* TEXT:
You are viewing a plain text version of this content. The canonical link for it is here.
Posted to users@pdfbox.apache.org by "Allison, Timothy B." <ta...@mitre.org> on 2015/07/08 17:22:54 UTC

DomXmpParser: namespace not found

All,
Apologies for the idiocy I'm about to reveal (well, that won't be a revelation to anyone, really), but is there an obvious solution for this kind of error:

Caused by: org.apache.xmpbox.xml.XmpParsingException: Cannot find a definition for the namespace http://ns.adobe.com/lightroom/1.0/
                at org.apache.xmpbox.xml.DomXmpParser.checkPropertyDefinition(DomXmpParser.java:848)
                at org.apache.xmpbox.xml.DomXmpParser.parseChildrenAsProperties(DomXmpParser.java:290)
                at org.apache.xmpbox.xml.DomXmpParser.parseDescriptionRoot(DomXmpParser.java:234)
                at org.apache.xmpbox.xml.DomXmpParser.parse(DomXmpParser.java:198)
                at org.apache.xmpbox.xml.DomXmpParser.parse(DomXmpParser.java:105)
                at org.apache.tika.parser.image.xmp.JempboxExtractor.parse(JempboxExtractor.java:59)

On a handful of image files in our test docs on Tika, I'm getting this with:

http://ns.adobe.com/lightroom/1.0/
http://ns.adobe.com/exif/1.0/aux/

I'm still kicking the tires on whether we'll be able to make the migration to xmpbox from jempbox.

Thank you.

  Best,

              Tim

Re: DomXmpParser: namespace not found

Posted by Maruan Sahyoun <sa...@fileaffairs.de>.
Hi,

> Am 09.07.2015 um 18:13 schrieb Tilman Hausherr <TH...@t-online.de>:
> 
> Am 09.07.2015 um 15:35 schrieb Allison, Timothy B.:
>> From my perspective, it would be great to have a general xmp parser that also allows for some variance from spec (PDFBOX-2855).  We've been using jempbox for pdfs as well as images over on Tika, and it has worked well for us.
>> 
>> I'd prefer to continue using your xmp parser, but I understand if you need to limit what you're willing to take on.
>> 
>> I'll take a look at xmlgraphics, and I'll discuss the fallback option with Tika devs about moving jempbox into Tika.
> 
> I had a quick look at xmlgraphics xmp, it would also required extra implementation.

* STORED DATA:
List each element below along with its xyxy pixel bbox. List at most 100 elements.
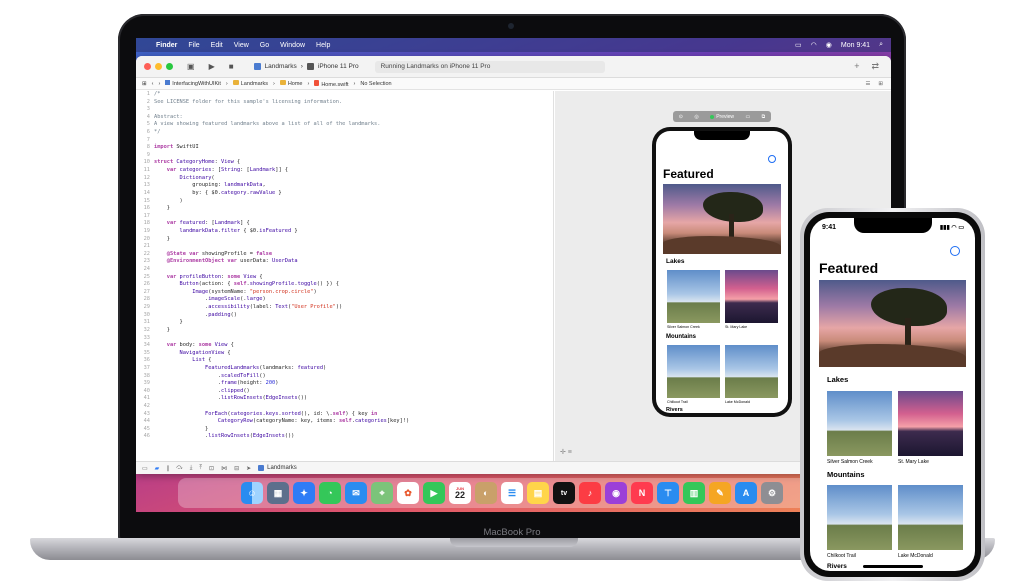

* WRITTEN INSTRUCTION A:
Answer these questions from the DomXmpParser thread:
(i) Which two namespaces produce the error on the image files?
(ii) Which issue is cited for a parser that allows some variance from spec?
(iii) Which library has Tika been using for both PDFs and images?
* WRITTEN INSTRUCTION B:
Take the DomXmpParser thread further from the point where it stops.
The listing is not needed for the work here.

* FINAL RESULT A:
(i) http://ns.adobe.com/lightroom/1.0/ and http://ns.adobe.com/exif/1.0/aux/
(ii) PDFBOX-2855
(iii) jempbox

* FINAL RESULT B:
> 
> I don't mind having it in xmpbox (we have some non-PDF stuff at other places too), we just need a schema definition. Or the most complex possible file with that namespace. "All" there is to do then is to add a file in org.apache.xmpbox.schema.

would it be possible to get the XMP files causing the exception so we have something to test with?

BR
Maruan

> 
> Tilman
> 
>> 
>> Thank you.
>> 
>> Cheers,
>> 
>>                Tim
>> 
>> -----Original Message-----
>> From: Maruan Sahyoun [mailto:sahyoun@fileaffairs.de]
>> Sent: Thursday, July 09, 2015 4:56 AM
>> To: users@pdfbox.apache.org
>> Subject: Re: DomXmpParser: namespace not found
>> 
>> Hi,
>> 
>>> Am 08.07.2015 um 22:42 schrieb Tilman Hausherr <TH...@t-online.de>:
>>> 
>>> Am 08.07.2015 um 17:22 schrieb Allison, Timothy B.:
>>>> All,
>>>> Apologies for the idiocy I'm about to reveal (well, that won't be a revelation to anyone, really), but is there an obvious solution for this kind of error:
>>>> 
>>>> Caused by: org.apache.xmpbox.xml.XmpParsingException: Cannot find a definition for the namespace http://ns.adobe.com/lightroom/1.0/
>>>>                 at org.apache.xmpbox.xml.DomXmpParser.checkPropertyDefinition(DomXmpParser.java:848)
>>>>                 at org.apache.xmpbox.xml.DomXmpParser.parseChildrenAsProperties(DomXmpParser.java:290)
>>>>                 at org.apache.xmpbox.xml.DomXmpParser.parseDescriptionRoot(DomXmpParser.java:234)
>>>>                 at org.apache.xmpbox.xml.DomXmpParser.parse(DomXmpParser.java:198)
>>>>                 at org.apache.xmpbox.xml.DomXmpParser.parse(DomXmpParser.java:105)
>>>>                 at org.apache.tika.parser.image.xmp.JempboxExtractor.parse(JempboxExtractor.java:59)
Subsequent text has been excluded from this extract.